*Data extracted from a collection:*
[Begin]
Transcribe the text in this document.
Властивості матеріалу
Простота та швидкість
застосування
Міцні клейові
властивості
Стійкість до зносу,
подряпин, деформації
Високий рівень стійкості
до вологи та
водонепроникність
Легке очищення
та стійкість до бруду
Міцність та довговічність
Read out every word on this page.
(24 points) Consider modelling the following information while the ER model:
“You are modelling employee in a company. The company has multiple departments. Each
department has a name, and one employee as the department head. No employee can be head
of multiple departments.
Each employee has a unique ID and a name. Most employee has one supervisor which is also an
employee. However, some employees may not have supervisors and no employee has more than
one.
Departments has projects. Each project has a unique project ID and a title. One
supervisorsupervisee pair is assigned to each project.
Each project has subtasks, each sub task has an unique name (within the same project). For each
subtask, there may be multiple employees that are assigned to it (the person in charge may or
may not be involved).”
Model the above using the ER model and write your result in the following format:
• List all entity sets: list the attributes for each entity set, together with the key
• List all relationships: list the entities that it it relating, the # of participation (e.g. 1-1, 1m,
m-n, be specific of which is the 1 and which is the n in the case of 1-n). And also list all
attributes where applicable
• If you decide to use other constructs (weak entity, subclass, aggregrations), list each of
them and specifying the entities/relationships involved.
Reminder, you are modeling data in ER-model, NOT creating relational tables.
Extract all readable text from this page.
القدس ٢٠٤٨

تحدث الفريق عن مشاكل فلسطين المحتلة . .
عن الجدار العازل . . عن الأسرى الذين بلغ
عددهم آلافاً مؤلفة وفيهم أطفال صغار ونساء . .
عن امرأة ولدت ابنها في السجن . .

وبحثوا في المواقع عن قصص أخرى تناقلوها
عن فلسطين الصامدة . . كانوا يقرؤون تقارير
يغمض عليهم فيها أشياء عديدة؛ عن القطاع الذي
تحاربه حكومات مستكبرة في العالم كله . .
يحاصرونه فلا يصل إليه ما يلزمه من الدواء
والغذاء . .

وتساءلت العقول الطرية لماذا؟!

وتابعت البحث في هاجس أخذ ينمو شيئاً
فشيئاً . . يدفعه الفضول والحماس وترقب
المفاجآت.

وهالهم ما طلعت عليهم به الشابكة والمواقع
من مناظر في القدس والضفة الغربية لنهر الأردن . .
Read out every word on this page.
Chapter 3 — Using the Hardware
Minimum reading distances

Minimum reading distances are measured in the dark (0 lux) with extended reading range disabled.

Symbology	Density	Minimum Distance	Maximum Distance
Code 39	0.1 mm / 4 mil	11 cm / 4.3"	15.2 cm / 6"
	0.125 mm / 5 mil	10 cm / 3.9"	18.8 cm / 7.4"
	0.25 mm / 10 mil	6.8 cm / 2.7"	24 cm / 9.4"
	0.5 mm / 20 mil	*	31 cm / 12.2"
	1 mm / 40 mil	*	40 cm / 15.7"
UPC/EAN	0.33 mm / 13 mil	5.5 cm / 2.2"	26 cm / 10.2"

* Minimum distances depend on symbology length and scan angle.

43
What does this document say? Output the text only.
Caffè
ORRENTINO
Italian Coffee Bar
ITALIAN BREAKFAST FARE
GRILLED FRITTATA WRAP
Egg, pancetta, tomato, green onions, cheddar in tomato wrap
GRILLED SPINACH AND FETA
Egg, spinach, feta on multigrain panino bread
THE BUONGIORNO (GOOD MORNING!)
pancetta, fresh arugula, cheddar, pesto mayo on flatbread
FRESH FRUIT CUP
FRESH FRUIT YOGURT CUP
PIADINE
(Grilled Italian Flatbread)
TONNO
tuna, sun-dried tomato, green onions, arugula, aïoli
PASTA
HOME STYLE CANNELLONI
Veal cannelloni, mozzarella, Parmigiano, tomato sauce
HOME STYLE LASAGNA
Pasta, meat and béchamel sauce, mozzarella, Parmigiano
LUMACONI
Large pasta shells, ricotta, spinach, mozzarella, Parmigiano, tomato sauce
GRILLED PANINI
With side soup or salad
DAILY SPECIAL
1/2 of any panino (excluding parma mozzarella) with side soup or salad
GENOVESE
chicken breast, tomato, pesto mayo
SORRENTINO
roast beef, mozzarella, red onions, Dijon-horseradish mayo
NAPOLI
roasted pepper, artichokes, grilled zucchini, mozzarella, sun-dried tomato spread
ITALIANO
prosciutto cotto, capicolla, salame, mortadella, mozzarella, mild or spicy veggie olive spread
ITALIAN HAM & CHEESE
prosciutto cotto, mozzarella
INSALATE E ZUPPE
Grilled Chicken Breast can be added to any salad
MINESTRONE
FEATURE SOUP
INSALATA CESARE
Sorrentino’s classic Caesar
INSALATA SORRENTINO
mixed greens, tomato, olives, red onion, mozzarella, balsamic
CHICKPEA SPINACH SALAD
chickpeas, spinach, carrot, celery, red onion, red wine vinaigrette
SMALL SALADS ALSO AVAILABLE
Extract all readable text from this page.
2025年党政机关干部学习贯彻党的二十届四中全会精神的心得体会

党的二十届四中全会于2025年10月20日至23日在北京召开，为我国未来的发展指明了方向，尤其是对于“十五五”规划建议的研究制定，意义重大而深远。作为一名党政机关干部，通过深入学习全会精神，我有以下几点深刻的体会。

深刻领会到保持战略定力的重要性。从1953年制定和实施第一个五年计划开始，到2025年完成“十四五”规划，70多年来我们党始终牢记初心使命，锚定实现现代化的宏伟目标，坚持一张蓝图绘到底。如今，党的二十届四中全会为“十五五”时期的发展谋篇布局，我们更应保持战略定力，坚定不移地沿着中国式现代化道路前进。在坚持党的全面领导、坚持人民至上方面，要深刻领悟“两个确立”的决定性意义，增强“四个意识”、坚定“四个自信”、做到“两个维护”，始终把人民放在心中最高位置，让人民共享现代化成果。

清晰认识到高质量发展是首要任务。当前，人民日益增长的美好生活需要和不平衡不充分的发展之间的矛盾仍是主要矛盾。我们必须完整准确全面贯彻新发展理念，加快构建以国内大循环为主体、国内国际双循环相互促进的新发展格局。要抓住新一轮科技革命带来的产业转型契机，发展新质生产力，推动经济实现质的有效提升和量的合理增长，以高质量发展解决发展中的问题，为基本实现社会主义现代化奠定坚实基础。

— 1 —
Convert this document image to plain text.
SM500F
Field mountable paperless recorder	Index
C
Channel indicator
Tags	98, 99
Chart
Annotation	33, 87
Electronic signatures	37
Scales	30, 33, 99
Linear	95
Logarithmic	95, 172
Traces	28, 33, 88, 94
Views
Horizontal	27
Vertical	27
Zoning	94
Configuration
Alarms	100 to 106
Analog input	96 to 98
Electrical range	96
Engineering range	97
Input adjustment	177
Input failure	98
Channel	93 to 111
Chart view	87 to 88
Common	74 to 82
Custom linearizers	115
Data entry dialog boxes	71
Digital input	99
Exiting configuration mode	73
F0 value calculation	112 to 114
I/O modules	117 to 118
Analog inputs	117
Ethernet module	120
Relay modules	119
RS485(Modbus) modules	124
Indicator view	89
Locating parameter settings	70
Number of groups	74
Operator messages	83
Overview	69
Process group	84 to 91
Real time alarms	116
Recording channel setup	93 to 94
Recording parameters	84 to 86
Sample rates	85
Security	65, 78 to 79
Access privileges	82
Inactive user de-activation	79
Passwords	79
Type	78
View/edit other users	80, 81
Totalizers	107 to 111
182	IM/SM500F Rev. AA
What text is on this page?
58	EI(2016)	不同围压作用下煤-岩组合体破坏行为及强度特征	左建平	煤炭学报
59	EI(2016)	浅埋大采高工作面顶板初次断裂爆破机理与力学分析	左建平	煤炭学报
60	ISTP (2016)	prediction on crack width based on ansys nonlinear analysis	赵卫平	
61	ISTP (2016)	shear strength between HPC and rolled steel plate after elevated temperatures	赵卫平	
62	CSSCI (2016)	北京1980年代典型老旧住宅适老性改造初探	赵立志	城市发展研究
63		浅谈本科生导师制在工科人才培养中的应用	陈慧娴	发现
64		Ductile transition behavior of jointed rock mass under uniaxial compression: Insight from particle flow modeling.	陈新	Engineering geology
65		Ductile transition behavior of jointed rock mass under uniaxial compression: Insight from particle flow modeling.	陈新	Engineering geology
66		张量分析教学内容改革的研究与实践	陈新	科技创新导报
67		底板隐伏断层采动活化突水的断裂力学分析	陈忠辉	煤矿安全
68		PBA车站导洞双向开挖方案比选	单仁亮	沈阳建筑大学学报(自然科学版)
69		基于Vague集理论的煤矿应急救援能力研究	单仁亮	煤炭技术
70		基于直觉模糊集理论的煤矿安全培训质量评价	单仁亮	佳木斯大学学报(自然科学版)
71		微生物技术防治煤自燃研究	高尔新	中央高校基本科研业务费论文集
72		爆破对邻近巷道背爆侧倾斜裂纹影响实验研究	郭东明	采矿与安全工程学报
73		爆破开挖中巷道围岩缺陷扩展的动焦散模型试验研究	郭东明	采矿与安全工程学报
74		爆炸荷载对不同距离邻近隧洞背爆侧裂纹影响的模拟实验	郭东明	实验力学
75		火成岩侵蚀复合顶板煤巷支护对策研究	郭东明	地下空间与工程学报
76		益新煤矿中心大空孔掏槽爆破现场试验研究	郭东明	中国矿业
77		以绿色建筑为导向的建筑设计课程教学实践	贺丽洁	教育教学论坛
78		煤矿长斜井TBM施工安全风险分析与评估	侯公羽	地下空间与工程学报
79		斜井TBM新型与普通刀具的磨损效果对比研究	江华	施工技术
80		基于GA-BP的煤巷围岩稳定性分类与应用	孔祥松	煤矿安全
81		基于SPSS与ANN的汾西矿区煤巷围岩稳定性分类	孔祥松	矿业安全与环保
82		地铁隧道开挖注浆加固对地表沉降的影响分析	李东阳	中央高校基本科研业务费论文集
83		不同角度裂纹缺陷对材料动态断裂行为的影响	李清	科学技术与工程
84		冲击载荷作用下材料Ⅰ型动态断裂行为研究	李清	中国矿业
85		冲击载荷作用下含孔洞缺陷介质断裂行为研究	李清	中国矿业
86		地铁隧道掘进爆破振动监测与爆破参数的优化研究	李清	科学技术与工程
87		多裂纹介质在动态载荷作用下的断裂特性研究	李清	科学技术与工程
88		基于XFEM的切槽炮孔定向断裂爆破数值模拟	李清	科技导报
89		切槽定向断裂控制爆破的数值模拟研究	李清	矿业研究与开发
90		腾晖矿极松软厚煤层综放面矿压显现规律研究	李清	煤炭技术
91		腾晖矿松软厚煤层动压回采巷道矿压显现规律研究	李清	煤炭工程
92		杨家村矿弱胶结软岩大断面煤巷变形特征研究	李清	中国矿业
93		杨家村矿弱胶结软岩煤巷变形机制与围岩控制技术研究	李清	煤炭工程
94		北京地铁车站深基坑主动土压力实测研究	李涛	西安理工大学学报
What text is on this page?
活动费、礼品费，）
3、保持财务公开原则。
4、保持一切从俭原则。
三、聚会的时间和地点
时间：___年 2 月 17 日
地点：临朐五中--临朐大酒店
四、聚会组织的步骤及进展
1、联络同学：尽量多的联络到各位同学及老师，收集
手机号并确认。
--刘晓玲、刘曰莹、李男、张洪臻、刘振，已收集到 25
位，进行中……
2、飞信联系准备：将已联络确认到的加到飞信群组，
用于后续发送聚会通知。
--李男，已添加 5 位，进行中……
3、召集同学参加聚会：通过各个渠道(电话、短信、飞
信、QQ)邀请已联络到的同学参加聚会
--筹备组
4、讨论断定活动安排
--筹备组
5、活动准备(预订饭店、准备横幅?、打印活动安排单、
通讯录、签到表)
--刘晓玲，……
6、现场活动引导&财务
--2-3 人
[End]
*TO DO:* Select and copy every line of the listing with the word "under".

*REPLY:*
64		Ductile transition behavior of jointed rock mass under uniaxial compression: Insight from particle flow modeling.	陈新	Engineering geology
65		Ductile transition behavior of jointed rock mass under uniaxial compression: Insight from particle flow modeling.	陈新	Engineering geology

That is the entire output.